━━ Data lines ━━

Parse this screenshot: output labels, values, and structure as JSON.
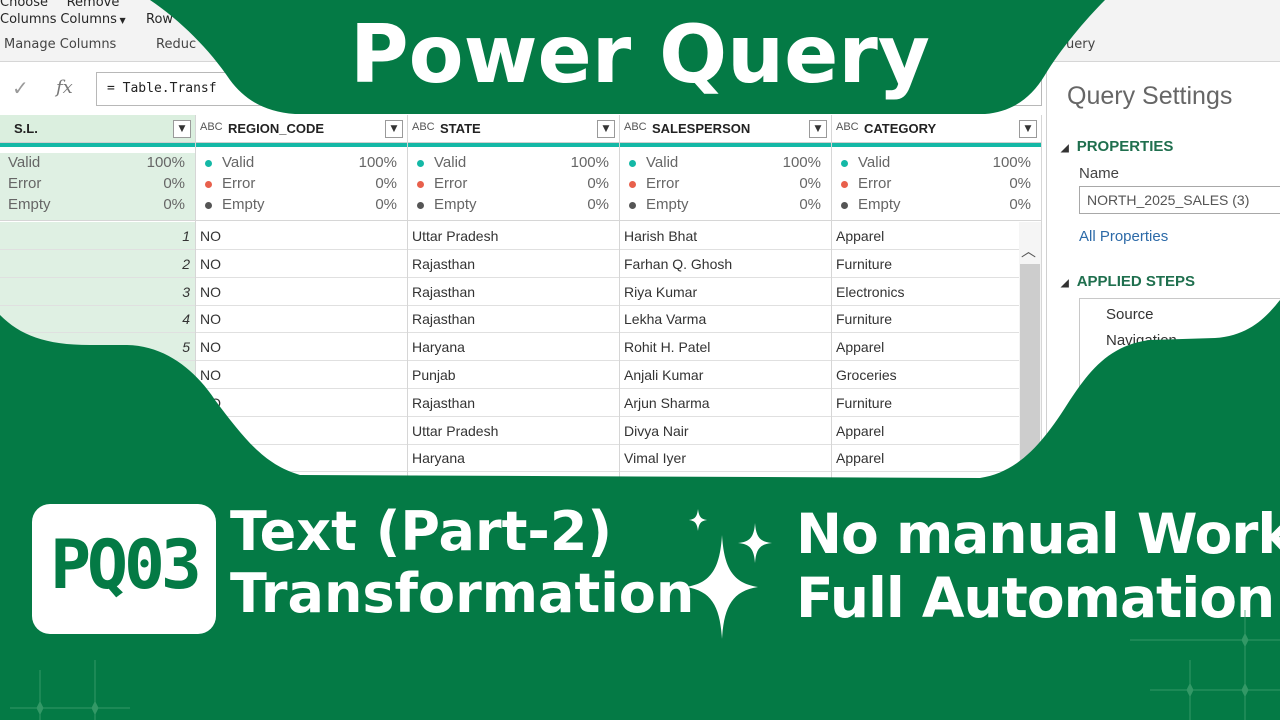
{
  "ribbon": {
    "buttons": [
      {
        "line1": "Choose",
        "line2": "Columns"
      },
      {
        "line1": "Remove",
        "line2": "Columns"
      }
    ],
    "truncated_button": "Row",
    "groups": [
      "Manage Columns",
      "Reduc"
    ],
    "right_group": "uery"
  },
  "formula_bar": {
    "check_icon": "check-icon",
    "fx_label": "fx",
    "formula": "= Table.Transf"
  },
  "columns": [
    {
      "type_icon": "3",
      "name": "S.L.",
      "selected": true,
      "numeric": true,
      "stats": {
        "valid": "100%",
        "error": "0%",
        "empty": "0%"
      },
      "values": [
        "1",
        "2",
        "3",
        "4",
        "5",
        "",
        "",
        "",
        ""
      ]
    },
    {
      "type_icon": "ABC",
      "name": "REGION_CODE",
      "selected": false,
      "numeric": false,
      "stats": {
        "valid": "100%",
        "error": "0%",
        "empty": "0%"
      },
      "values": [
        "NO",
        "NO",
        "NO",
        "NO",
        "NO",
        "NO",
        "NO",
        "",
        ""
      ]
    },
    {
      "type_icon": "ABC",
      "name": "STATE",
      "selected": false,
      "numeric": false,
      "stats": {
        "valid": "100%",
        "error": "0%",
        "empty": "0%"
      },
      "values": [
        "Uttar Pradesh",
        "Rajasthan",
        "Rajasthan",
        "Rajasthan",
        "Haryana",
        "Punjab",
        "Rajasthan",
        "Uttar Pradesh",
        "Haryana"
      ]
    },
    {
      "type_icon": "ABC",
      "name": "SALESPERSON",
      "selected": false,
      "numeric": false,
      "stats": {
        "valid": "100%",
        "error": "0%",
        "empty": "0%"
      },
      "values": [
        "Harish Bhat",
        "Farhan Q. Ghosh",
        "Riya Kumar",
        "Lekha Varma",
        "Rohit H. Patel",
        "Anjali Kumar",
        "Arjun Sharma",
        "Divya Nair",
        "Vimal Iyer"
      ]
    },
    {
      "type_icon": "ABC",
      "name": "CATEGORY",
      "selected": false,
      "numeric": false,
      "stats": {
        "valid": "100%",
        "error": "0%",
        "empty": "0%"
      },
      "values": [
        "Apparel",
        "Furniture",
        "Electronics",
        "Furniture",
        "Apparel",
        "Groceries",
        "Furniture",
        "Apparel",
        "Apparel"
      ]
    }
  ],
  "stat_labels": {
    "valid": "Valid",
    "error": "Error",
    "empty": "Empty"
  },
  "stat_colors": {
    "valid": "#14b8a6",
    "error": "#e8604c",
    "empty": "#555555"
  },
  "query_settings": {
    "title": "Query Settings",
    "properties_heading": "PROPERTIES",
    "name_label": "Name",
    "name_value": "NORTH_2025_SALES (3)",
    "all_properties": "All Properties",
    "applied_steps_heading": "APPLIED STEPS",
    "steps": [
      "Source",
      "Navigation"
    ]
  },
  "overlay": {
    "title": "Power Query",
    "badge": "PQ03",
    "topic_line1": "Text (Part-2)",
    "topic_line2": "Transformation",
    "tagline1": "No manual Work",
    "tagline2": "Full Automation",
    "sparkle_icon": "sparkle-icon"
  },
  "colors": {
    "brand_green": "#047a45",
    "white": "#ffffff",
    "selected_column": "#dbefdf",
    "link_blue": "#2c6aa8"
  }
}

━━━

--- Task requirements ---
Retype the whole listing exactly and leave the pictures out.

--- Task answer ---
Parse this screenshot: output labels, values, and structure as JSON.
{
  "ribbon": {
    "buttons": [
      {
        "line1": "Choose",
        "line2": "Columns"
      },
      {
        "line1": "Remove",
        "line2": "Columns"
      }
    ],
    "truncated_button": "Row",
    "groups": [
      "Manage Columns",
      "Reduc"
    ],
    "right_group": "uery"
  },
  "formula_bar": {
    "check_icon": "check-icon",
    "fx_label": "fx",
    "formula": "= Table.Transf"
  },
  "columns": [
    {
      "type_icon": "3",
      "name": "S.L.",
      "selected": true,
      "numeric": true,
      "stats": {
        "valid": "100%",
        "error": "0%",
        "empty": "0%"
      },
      "values": [
        "1",
        "2",
        "3",
        "4",
        "5",
        "",
        "",
        "",
        ""
      ]
    },
    {
      "type_icon": "ABC",
      "name": "REGION_CODE",
      "selected": false,
      "numeric": false,
      "stats": {
        "valid": "100%",
        "error": "0%",
        "empty": "0%"
      },
      "values": [
        "NO",
        "NO",
        "NO",
        "NO",
        "NO",
        "NO",
        "NO",
        "",
        ""
      ]
    },
    {
      "type_icon": "ABC",
      "name": "STATE",
      "selected": false,
      "numeric": false,
      "stats": {
        "valid": "100%",
        "error": "0%",
        "empty": "0%"
      },
      "values": [
        "Uttar Pradesh",
        "Rajasthan",
        "Rajasthan",
        "Rajasthan",
        "Haryana",
        "Punjab",
        "Rajasthan",
        "Uttar Pradesh",
        "Haryana"
      ]
    },
    {
      "type_icon": "ABC",
      "name": "SALESPERSON",
      "selected": false,
      "numeric": false,
      "stats": {
        "valid": "100%",
        "error": "0%",
        "empty": "0%"
      },
      "values": [
        "Harish Bhat",
        "Farhan Q. Ghosh",
        "Riya Kumar",
        "Lekha Varma",
        "Rohit H. Patel",
        "Anjali Kumar",
        "Arjun Sharma",
        "Divya Nair",
        "Vimal Iyer"
      ]
    },
    {
      "type_icon": "ABC",
      "name": "CATEGORY",
      "selected": false,
      "numeric": false,
      "stats": {
        "valid": "100%",
        "error": "0%",
        "empty": "0%"
      },
      "values": [
        "Apparel",
        "Furniture",
        "Electronics",
        "Furniture",
        "Apparel",
        "Groceries",
        "Furniture",
        "Apparel",
        "Apparel"
      ]
    }
  ],
  "stat_labels": {
    "valid": "Valid",
    "error": "Error",
    "empty": "Empty"
  },
  "stat_colors": {
    "valid": "#14b8a6",
    "error": "#e8604c",
    "empty": "#555555"
  },
  "query_settings": {
    "title": "Query Settings",
    "properties_heading": "PROPERTIES",
    "name_label": "Name",
    "name_value": "NORTH_2025_SALES (3)",
    "all_properties": "All Properties",
    "applied_steps_heading": "APPLIED STEPS",
    "steps": [
      "Source",
      "Navigation"
    ]
  },
  "overlay": {
    "title": "Power Query",
    "badge": "PQ03",
    "topic_line1": "Text (Part-2)",
    "topic_line2": "Transformation",
    "tagline1": "No manual Work",
    "tagline2": "Full Automation",
    "sparkle_icon": "sparkle-icon"
  },
  "colors": {
    "brand_green": "#047a45",
    "white": "#ffffff",
    "selected_column": "#dbefdf",
    "link_blue": "#2c6aa8"
  }
}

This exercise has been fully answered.